## DATASET RECORDS
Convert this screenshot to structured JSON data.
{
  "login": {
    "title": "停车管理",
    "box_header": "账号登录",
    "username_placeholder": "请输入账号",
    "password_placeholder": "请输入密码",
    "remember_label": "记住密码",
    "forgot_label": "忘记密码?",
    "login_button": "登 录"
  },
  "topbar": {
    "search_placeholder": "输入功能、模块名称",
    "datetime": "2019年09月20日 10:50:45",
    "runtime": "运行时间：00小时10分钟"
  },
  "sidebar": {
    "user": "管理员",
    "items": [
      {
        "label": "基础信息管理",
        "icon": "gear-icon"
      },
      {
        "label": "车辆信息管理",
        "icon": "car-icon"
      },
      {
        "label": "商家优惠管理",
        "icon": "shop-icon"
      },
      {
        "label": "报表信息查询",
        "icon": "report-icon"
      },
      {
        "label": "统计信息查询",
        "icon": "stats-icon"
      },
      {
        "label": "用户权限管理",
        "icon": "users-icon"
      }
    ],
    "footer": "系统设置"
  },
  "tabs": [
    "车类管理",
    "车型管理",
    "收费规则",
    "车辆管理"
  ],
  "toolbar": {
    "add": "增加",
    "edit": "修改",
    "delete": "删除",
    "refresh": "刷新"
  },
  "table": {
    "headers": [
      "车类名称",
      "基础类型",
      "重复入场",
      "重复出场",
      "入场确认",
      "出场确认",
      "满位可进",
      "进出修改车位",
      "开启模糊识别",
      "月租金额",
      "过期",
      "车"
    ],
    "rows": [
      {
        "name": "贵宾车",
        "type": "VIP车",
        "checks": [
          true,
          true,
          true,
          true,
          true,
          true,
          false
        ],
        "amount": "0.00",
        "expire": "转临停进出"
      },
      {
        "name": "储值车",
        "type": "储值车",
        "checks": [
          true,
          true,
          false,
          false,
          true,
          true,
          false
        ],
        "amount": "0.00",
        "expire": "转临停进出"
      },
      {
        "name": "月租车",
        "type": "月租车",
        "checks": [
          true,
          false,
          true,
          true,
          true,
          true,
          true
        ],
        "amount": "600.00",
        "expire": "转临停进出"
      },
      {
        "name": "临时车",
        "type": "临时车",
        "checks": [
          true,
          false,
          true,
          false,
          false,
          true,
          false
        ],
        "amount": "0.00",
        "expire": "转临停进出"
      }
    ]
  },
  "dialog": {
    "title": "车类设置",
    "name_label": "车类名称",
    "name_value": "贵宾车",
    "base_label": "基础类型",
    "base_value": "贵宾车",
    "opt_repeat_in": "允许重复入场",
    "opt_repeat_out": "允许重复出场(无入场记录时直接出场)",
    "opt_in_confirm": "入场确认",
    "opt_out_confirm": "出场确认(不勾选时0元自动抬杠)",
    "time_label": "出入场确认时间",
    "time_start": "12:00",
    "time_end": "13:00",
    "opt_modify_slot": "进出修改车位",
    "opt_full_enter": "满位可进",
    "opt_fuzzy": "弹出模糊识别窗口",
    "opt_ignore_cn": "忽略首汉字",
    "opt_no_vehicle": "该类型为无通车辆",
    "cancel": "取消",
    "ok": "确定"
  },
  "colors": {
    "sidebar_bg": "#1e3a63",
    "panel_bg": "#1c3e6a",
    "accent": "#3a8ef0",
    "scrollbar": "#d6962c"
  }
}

## EXERCISE AIM
Give a word-for-word copy of the records.

## FINISHED ANSWER
Convert this screenshot to structured JSON data.
{
  "login": {
    "title": "停车管理",
    "box_header": "账号登录",
    "username_placeholder": "请输入账号",
    "password_placeholder": "请输入密码",
    "remember_label": "记住密码",
    "forgot_label": "忘记密码?",
    "login_button": "登 录"
  },
  "topbar": {
    "search_placeholder": "输入功能、模块名称",
    "datetime": "2019年09月20日 10:50:45",
    "runtime": "运行时间：00小时10分钟"
  },
  "sidebar": {
    "user": "管理员",
    "items": [
      {
        "label": "基础信息管理",
        "icon": "gear-icon"
      },
      {
        "label": "车辆信息管理",
        "icon": "car-icon"
      },
      {
        "label": "商家优惠管理",
        "icon": "shop-icon"
      },
      {
        "label": "报表信息查询",
        "icon": "report-icon"
      },
      {
        "label": "统计信息查询",
        "icon": "stats-icon"
      },
      {
        "label": "用户权限管理",
        "icon": "users-icon"
      }
    ],
    "footer": "系统设置"
  },
  "tabs": [
    "车类管理",
    "车型管理",
    "收费规则",
    "车辆管理"
  ],
  "toolbar": {
    "add": "增加",
    "edit": "修改",
    "delete": "删除",
    "refresh": "刷新"
  },
  "table": {
    "headers": [
      "车类名称",
      "基础类型",
      "重复入场",
      "重复出场",
      "入场确认",
      "出场确认",
      "满位可进",
      "进出修改车位",
      "开启模糊识别",
      "月租金额",
      "过期",
      "车"
    ],
    "rows": [
      {
        "name": "贵宾车",
        "type": "VIP车",
        "checks": [
          true,
          true,
          true,
          true,
          true,
          true,
          false
        ],
        "amount": "0.00",
        "expire": "转临停进出"
      },
      {
        "name": "储值车",
        "type": "储值车",
        "checks": [
          true,
          true,
          false,
          false,
          true,
          true,
          false
        ],
        "amount": "0.00",
        "expire": "转临停进出"
      },
      {
        "name": "月租车",
        "type": "月租车",
        "checks": [
          true,
          false,
          true,
          true,
          true,
          true,
          true
        ],
        "amount": "600.00",
        "expire": "转临停进出"
      },
      {
        "name": "临时车",
        "type": "临时车",
        "checks": [
          true,
          false,
          true,
          false,
          false,
          true,
          false
        ],
        "amount": "0.00",
        "expire": "转临停进出"
      }
    ]
  },
  "dialog": {
    "title": "车类设置",
    "name_label": "车类名称",
    "name_value": "贵宾车",
    "base_label": "基础类型",
    "base_value": "贵宾车",
    "opt_repeat_in": "允许重复入场",
    "opt_repeat_out": "允许重复出场(无入场记录时直接出场)",
    "opt_in_confirm": "入场确认",
    "opt_out_confirm": "出场确认(不勾选时0元自动抬杠)",
    "time_label": "出入场确认时间",
    "time_start": "12:00",
    "time_end": "13:00",
    "opt_modify_slot": "进出修改车位",
    "opt_full_enter": "满位可进",
    "opt_fuzzy": "弹出模糊识别窗口",
    "opt_ignore_cn": "忽略首汉字",
    "opt_no_vehicle": "该类型为无通车辆",
    "cancel": "取消",
    "ok": "确定"
  },
  "colors": {
    "sidebar_bg": "#1e3a63",
    "panel_bg": "#1c3e6a",
    "accent": "#3a8ef0",
    "scrollbar": "#d6962c"
  }
}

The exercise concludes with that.